** Task to carry out **
Write out the listing beneath this instruction in its entirety, exactly as it reads.

** Data extract **
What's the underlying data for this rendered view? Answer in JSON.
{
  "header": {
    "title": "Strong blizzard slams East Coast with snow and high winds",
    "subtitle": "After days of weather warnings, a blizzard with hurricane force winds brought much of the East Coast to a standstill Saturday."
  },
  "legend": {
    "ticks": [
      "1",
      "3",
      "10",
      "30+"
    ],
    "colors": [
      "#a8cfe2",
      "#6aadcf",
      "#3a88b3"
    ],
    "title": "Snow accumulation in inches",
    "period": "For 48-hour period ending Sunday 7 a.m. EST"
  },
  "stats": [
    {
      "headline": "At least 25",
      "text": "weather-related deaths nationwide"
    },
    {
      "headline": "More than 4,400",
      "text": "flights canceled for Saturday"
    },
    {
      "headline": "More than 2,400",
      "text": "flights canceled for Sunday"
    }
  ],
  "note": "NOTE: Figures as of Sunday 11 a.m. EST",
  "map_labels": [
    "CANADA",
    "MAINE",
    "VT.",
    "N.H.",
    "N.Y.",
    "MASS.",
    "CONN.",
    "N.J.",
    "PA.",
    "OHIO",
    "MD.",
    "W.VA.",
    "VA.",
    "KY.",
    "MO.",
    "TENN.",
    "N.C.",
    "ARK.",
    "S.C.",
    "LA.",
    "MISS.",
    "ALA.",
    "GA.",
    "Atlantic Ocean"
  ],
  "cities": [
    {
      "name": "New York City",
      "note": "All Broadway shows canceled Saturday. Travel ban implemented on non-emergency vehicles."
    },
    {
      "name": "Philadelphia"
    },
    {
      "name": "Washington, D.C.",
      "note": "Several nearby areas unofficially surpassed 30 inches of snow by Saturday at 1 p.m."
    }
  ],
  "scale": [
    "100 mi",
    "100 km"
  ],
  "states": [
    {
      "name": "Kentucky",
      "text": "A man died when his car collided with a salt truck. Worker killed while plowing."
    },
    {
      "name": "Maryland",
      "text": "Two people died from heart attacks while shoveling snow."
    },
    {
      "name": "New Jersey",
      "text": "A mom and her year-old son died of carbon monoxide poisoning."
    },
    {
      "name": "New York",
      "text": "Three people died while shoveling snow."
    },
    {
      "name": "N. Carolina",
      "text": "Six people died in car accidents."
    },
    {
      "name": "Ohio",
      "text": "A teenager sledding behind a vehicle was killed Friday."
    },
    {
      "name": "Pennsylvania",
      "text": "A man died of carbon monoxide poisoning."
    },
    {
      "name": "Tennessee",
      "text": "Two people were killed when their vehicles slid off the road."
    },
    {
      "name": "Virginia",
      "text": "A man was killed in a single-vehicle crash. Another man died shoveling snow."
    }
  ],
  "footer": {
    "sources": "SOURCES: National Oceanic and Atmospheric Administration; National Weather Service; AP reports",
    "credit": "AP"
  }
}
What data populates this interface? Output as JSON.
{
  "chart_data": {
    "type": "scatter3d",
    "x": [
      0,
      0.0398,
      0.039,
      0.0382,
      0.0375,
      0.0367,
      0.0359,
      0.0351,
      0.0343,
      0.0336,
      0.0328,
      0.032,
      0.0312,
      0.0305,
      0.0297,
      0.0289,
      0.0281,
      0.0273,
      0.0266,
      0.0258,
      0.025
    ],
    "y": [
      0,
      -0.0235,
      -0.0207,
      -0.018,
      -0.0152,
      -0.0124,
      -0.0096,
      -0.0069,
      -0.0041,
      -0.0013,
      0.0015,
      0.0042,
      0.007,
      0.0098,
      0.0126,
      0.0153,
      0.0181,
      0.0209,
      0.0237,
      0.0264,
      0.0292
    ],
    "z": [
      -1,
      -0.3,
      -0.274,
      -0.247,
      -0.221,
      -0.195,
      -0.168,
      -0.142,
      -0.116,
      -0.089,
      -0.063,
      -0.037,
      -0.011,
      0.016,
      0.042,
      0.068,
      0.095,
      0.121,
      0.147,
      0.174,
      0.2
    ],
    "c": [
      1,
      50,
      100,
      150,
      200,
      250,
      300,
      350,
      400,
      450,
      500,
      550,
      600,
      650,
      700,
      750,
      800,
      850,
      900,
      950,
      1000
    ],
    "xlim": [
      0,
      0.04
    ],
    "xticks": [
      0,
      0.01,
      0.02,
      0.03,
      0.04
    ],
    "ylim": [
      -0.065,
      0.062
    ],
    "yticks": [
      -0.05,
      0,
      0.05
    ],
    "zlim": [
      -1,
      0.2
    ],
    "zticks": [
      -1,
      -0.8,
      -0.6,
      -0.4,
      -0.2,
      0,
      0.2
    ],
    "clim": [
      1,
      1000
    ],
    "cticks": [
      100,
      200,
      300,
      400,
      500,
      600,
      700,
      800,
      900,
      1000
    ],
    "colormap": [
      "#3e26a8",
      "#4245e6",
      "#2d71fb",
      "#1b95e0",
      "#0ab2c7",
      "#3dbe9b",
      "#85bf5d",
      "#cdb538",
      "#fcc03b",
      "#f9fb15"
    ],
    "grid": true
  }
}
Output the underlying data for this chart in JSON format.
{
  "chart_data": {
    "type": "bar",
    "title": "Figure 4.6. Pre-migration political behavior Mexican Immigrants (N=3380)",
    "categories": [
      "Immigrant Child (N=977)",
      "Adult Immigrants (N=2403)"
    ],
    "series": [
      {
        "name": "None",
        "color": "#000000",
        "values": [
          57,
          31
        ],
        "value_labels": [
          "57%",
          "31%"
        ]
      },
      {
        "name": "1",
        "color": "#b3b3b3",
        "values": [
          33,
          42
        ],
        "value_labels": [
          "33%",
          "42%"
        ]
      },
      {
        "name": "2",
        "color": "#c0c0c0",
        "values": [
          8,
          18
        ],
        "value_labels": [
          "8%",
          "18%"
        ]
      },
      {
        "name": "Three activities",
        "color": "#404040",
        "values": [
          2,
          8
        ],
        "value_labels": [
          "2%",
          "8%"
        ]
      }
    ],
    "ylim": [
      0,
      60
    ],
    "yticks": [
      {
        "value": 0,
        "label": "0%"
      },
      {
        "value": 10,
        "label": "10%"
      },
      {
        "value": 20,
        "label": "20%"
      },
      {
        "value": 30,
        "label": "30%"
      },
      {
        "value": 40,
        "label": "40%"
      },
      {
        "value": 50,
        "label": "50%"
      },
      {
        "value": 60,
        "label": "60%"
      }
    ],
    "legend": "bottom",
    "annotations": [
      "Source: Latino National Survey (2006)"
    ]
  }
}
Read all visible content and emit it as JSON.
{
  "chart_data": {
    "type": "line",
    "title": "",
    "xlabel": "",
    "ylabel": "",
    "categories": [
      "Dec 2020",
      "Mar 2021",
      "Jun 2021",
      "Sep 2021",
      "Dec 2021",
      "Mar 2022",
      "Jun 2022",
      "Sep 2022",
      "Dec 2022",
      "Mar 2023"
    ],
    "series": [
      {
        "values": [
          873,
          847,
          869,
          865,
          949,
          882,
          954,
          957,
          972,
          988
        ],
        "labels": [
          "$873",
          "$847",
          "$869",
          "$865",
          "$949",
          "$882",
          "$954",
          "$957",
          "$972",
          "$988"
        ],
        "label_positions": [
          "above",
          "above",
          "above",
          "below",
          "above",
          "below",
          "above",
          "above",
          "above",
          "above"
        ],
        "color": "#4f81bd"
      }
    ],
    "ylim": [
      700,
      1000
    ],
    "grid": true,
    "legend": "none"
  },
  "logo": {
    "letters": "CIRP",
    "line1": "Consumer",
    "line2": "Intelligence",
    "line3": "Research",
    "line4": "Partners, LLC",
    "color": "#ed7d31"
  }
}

** Written solution **
What's the underlying data for this rendered view? Answer in JSON.
{
  "header": {
    "title": "Strong blizzard slams East Coast with snow and high winds",
    "subtitle": "After days of weather warnings, a blizzard with hurricane force winds brought much of the East Coast to a standstill Saturday."
  },
  "legend": {
    "ticks": [
      "1",
      "3",
      "10",
      "30+"
    ],
    "colors": [
      "#a8cfe2",
      "#6aadcf",
      "#3a88b3"
    ],
    "title": "Snow accumulation in inches",
    "period": "For 48-hour period ending Sunday 7 a.m. EST"
  },
  "stats": [
    {
      "headline": "At least 25",
      "text": "weather-related deaths nationwide"
    },
    {
      "headline": "More than 4,400",
      "text": "flights canceled for Saturday"
    },
    {
      "headline": "More than 2,400",
      "text": "flights canceled for Sunday"
    }
  ],
  "note": "NOTE: Figures as of Sunday 11 a.m. EST",
  "map_labels": [
    "CANADA",
    "MAINE",
    "VT.",
    "N.H.",
    "N.Y.",
    "MASS.",
    "CONN.",
    "N.J.",
    "PA.",
    "OHIO",
    "MD.",
    "W.VA.",
    "VA.",
    "KY.",
    "MO.",
    "TENN.",
    "N.C.",
    "ARK.",
    "S.C.",
    "LA.",
    "MISS.",
    "ALA.",
    "GA.",
    "Atlantic Ocean"
  ],
  "cities": [
    {
      "name": "New York City",
      "note": "All Broadway shows canceled Saturday. Travel ban implemented on non-emergency vehicles."
    },
    {
      "name": "Philadelphia"
    },
    {
      "name": "Washington, D.C.",
      "note": "Several nearby areas unofficially surpassed 30 inches of snow by Saturday at 1 p.m."
    }
  ],
  "scale": [
    "100 mi",
    "100 km"
  ],
  "states": [
    {
      "name": "Kentucky",
      "text": "A man died when his car collided with a salt truck. Worker killed while plowing."
    },
    {
      "name": "Maryland",
      "text": "Two people died from heart attacks while shoveling snow."
    },
    {
      "name": "New Jersey",
      "text": "A mom and her year-old son died of carbon monoxide poisoning."
    },
    {
      "name": "New York",
      "text": "Three people died while shoveling snow."
    },
    {
      "name": "N. Carolina",
      "text": "Six people died in car accidents."
    },
    {
      "name": "Ohio",
      "text": "A teenager sledding behind a vehicle was killed Friday."
    },
    {
      "name": "Pennsylvania",
      "text": "A man died of carbon monoxide poisoning."
    },
    {
      "name": "Tennessee",
      "text": "Two people were killed when their vehicles slid off the road."
    },
    {
      "name": "Virginia",
      "text": "A man was killed in a single-vehicle crash. Another man died shoveling snow."
    }
  ],
  "footer": {
    "sources": "SOURCES: National Oceanic and Atmospheric Administration; National Weather Service; AP reports",
    "credit": "AP"
  }
}
What data populates this interface? Output as JSON.
{
  "chart_data": {
    "type": "scatter3d",
    "x": [
      0,
      0.0398,
      0.039,
      0.0382,
      0.0375,
      0.0367,
      0.0359,
      0.0351,
      0.0343,
      0.0336,
      0.0328,
      0.032,
      0.0312,
      0.0305,
      0.0297,
      0.0289,
      0.0281,
      0.0273,
      0.0266,
      0.0258,
      0.025
    ],
    "y": [
      0,
      -0.0235,
      -0.0207,
      -0.018,
      -0.0152,
      -0.0124,
      -0.0096,
      -0.0069,
      -0.0041,
      -0.0013,
      0.0015,
      0.0042,
      0.007,
      0.0098,
      0.0126,
      0.0153,
      0.0181,
      0.0209,
      0.0237,
      0.0264,
      0.0292
    ],
    "z": [
      -1,
      -0.3,
      -0.274,
      -0.247,
      -0.221,
      -0.195,
      -0.168,
      -0.142,
      -0.116,
      -0.089,
      -0.063,
      -0.037,
      -0.011,
      0.016,
      0.042,
      0.068,
      0.095,
      0.121,
      0.147,
      0.174,
      0.2
    ],
    "c": [
      1,
      50,
      100,
      150,
      200,
      250,
      300,
      350,
      400,
      450,
      500,
      550,
      600,
      650,
      700,
      750,
      800,
      850,
      900,
      950,
      1000
    ],
    "xlim": [
      0,
      0.04
    ],
    "xticks": [
      0,
      0.01,
      0.02,
      0.03,
      0.04
    ],
    "ylim": [
      -0.065,
      0.062
    ],
    "yticks": [
      -0.05,
      0,
      0.05
    ],
    "zlim": [
      -1,
      0.2
    ],
    "zticks": [
      -1,
      -0.8,
      -0.6,
      -0.4,
      -0.2,
      0,
      0.2
    ],
    "clim": [
      1,
      1000
    ],
    "cticks": [
      100,
      200,
      300,
      400,
      500,
      600,
      700,
      800,
      900,
      1000
    ],
    "colormap": [
      "#3e26a8",
      "#4245e6",
      "#2d71fb",
      "#1b95e0",
      "#0ab2c7",
      "#3dbe9b",
      "#85bf5d",
      "#cdb538",
      "#fcc03b",
      "#f9fb15"
    ],
    "grid": true
  }
}
Output the underlying data for this chart in JSON format.
{
  "chart_data": {
    "type": "bar",
    "title": "Figure 4.6. Pre-migration political behavior Mexican Immigrants (N=3380)",
    "categories": [
      "Immigrant Child (N=977)",
      "Adult Immigrants (N=2403)"
    ],
    "series": [
      {
        "name": "None",
        "color": "#000000",
        "values": [
          57,
          31
        ],
        "value_labels": [
          "57%",
          "31%"
        ]
      },
      {
        "name": "1",
        "color": "#b3b3b3",
        "values": [
          33,
          42
        ],
        "value_labels": [
          "33%",
          "42%"
        ]
      },
      {
        "name": "2",
        "color": "#c0c0c0",
        "values": [
          8,
          18
        ],
        "value_labels": [
          "8%",
          "18%"
        ]
      },
      {
        "name": "Three activities",
        "color": "#404040",
        "values": [
          2,
          8
        ],
        "value_labels": [
          "2%",
          "8%"
        ]
      }
    ],
    "ylim": [
      0,
      60
    ],
    "yticks": [
      {
        "value": 0,
        "label": "0%"
      },
      {
        "value": 10,
        "label": "10%"
      },
      {
        "value": 20,
        "label": "20%"
      },
      {
        "value": 30,
        "label": "30%"
      },
      {
        "value": 40,
        "label": "40%"
      },
      {
        "value": 50,
        "label": "50%"
      },
      {
        "value": 60,
        "label": "60%"
      }
    ],
    "legend": "bottom",
    "annotations": [
      "Source: Latino National Survey (2006)"
    ]
  }
}
Read all visible content and emit it as JSON.
{
  "chart_data": {
    "type": "line",
    "title": "",
    "xlabel": "",
    "ylabel": "",
    "categories": [
      "Dec 2020",
      "Mar 2021",
      "Jun 2021",
      "Sep 2021",
      "Dec 2021",
      "Mar 2022",
      "Jun 2022",
      "Sep 2022",
      "Dec 2022",
      "Mar 2023"
    ],
    "series": [
      {
        "values": [
          873,
          847,
          869,
          865,
          949,
          882,
          954,
          957,
          972,
          988
        ],
        "labels": [
          "$873",
          "$847",
          "$869",
          "$865",
          "$949",
          "$882",
          "$954",
          "$957",
          "$972",
          "$988"
        ],
        "label_positions": [
          "above",
          "above",
          "above",
          "below",
          "above",
          "below",
          "above",
          "above",
          "above",
          "above"
        ],
        "color": "#4f81bd"
      }
    ],
    "ylim": [
      700,
      1000
    ],
    "grid": true,
    "legend": "none"
  },
  "logo": {
    "letters": "CIRP",
    "line1": "Consumer",
    "line2": "Intelligence",
    "line3": "Research",
    "line4": "Partners, LLC",
    "color": "#ed7d31"
  }
}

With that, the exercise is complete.